# What is asked:
All of the material below is to be retyped exactly.

..........

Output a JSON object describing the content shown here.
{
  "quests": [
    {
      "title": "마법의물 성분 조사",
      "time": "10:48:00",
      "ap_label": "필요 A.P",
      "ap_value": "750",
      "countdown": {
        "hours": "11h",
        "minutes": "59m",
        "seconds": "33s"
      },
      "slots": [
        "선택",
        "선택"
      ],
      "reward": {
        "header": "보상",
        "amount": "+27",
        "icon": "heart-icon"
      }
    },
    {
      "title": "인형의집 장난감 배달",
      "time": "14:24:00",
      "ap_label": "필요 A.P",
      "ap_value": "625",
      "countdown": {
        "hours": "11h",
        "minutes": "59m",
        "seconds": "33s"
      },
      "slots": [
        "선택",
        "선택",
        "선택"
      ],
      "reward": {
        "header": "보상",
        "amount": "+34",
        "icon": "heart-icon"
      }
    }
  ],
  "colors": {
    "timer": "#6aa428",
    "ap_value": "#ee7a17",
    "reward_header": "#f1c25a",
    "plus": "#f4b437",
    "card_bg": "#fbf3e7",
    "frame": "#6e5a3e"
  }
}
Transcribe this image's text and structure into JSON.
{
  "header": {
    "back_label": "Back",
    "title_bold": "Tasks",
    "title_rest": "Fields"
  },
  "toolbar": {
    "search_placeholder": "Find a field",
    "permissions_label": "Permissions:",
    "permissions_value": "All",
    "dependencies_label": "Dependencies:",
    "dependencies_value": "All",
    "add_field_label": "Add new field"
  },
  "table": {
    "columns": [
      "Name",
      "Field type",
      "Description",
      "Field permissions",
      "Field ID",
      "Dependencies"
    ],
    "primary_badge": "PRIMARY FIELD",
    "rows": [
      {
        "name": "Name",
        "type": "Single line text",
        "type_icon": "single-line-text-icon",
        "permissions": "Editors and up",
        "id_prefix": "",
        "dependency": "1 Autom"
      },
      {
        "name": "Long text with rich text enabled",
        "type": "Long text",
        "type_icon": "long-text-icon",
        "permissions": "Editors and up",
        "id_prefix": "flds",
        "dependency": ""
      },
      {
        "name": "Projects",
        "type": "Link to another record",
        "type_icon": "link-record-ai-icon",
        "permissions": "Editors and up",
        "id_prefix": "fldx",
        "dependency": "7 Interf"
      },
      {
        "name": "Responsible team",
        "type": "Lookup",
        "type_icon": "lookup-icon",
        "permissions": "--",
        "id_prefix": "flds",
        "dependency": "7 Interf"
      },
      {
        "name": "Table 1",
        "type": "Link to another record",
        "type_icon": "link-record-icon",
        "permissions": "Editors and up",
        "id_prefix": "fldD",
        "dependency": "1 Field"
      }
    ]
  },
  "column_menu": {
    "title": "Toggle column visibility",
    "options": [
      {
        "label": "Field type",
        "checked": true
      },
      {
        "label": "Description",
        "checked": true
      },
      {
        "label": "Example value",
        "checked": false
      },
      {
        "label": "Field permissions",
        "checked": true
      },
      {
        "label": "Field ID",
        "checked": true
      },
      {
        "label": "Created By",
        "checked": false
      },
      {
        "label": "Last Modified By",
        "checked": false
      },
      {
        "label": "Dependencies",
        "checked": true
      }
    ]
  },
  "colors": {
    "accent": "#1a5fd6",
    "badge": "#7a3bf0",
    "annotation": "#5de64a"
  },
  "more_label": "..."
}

..........

# Written response:
Output a JSON object describing the content shown here.
{
  "quests": [
    {
      "title": "마법의물 성분 조사",
      "time": "10:48:00",
      "ap_label": "필요 A.P",
      "ap_value": "750",
      "countdown": {
        "hours": "11h",
        "minutes": "59m",
        "seconds": "33s"
      },
      "slots": [
        "선택",
        "선택"
      ],
      "reward": {
        "header": "보상",
        "amount": "+27",
        "icon": "heart-icon"
      }
    },
    {
      "title": "인형의집 장난감 배달",
      "time": "14:24:00",
      "ap_label": "필요 A.P",
      "ap_value": "625",
      "countdown": {
        "hours": "11h",
        "minutes": "59m",
        "seconds": "33s"
      },
      "slots": [
        "선택",
        "선택",
        "선택"
      ],
      "reward": {
        "header": "보상",
        "amount": "+34",
        "icon": "heart-icon"
      }
    }
  ],
  "colors": {
    "timer": "#6aa428",
    "ap_value": "#ee7a17",
    "reward_header": "#f1c25a",
    "plus": "#f4b437",
    "card_bg": "#fbf3e7",
    "frame": "#6e5a3e"
  }
}
Transcribe this image's text and structure into JSON.
{
  "header": {
    "back_label": "Back",
    "title_bold": "Tasks",
    "title_rest": "Fields"
  },
  "toolbar": {
    "search_placeholder": "Find a field",
    "permissions_label": "Permissions:",
    "permissions_value": "All",
    "dependencies_label": "Dependencies:",
    "dependencies_value": "All",
    "add_field_label": "Add new field"
  },
  "table": {
    "columns": [
      "Name",
      "Field type",
      "Description",
      "Field permissions",
      "Field ID",
      "Dependencies"
    ],
    "primary_badge": "PRIMARY FIELD",
    "rows": [
      {
        "name": "Name",
        "type": "Single line text",
        "type_icon": "single-line-text-icon",
        "permissions": "Editors and up",
        "id_prefix": "",
        "dependency": "1 Autom"
      },
      {
        "name": "Long text with rich text enabled",
        "type": "Long text",
        "type_icon": "long-text-icon",
        "permissions": "Editors and up",
        "id_prefix": "flds",
        "dependency": ""
      },
      {
        "name": "Projects",
        "type": "Link to another record",
        "type_icon": "link-record-ai-icon",
        "permissions": "Editors and up",
        "id_prefix": "fldx",
        "dependency": "7 Interf"
      },
      {
        "name": "Responsible team",
        "type": "Lookup",
        "type_icon": "lookup-icon",
        "permissions": "--",
        "id_prefix": "flds",
        "dependency": "7 Interf"
      },
      {
        "name": "Table 1",
        "type": "Link to another record",
        "type_icon": "link-record-icon",
        "permissions": "Editors and up",
        "id_prefix": "fldD",
        "dependency": "1 Field"
      }
    ]
  },
  "column_menu": {
    "title": "Toggle column visibility",
    "options": [
      {
        "label": "Field type",
        "checked": true
      },
      {
        "label": "Description",
        "checked": true
      },
      {
        "label": "Example value",
        "checked": false
      },
      {
        "label": "Field permissions",
        "checked": true
      },
      {
        "label": "Field ID",
        "checked": true
      },
      {
        "label": "Created By",
        "checked": false
      },
      {
        "label": "Last Modified By",
        "checked": false
      },
      {
        "label": "Dependencies",
        "checked": true
      }
    ]
  },
  "colors": {
    "accent": "#1a5fd6",
    "badge": "#7a3bf0",
    "annotation": "#5de64a"
  },
  "more_label": "..."
}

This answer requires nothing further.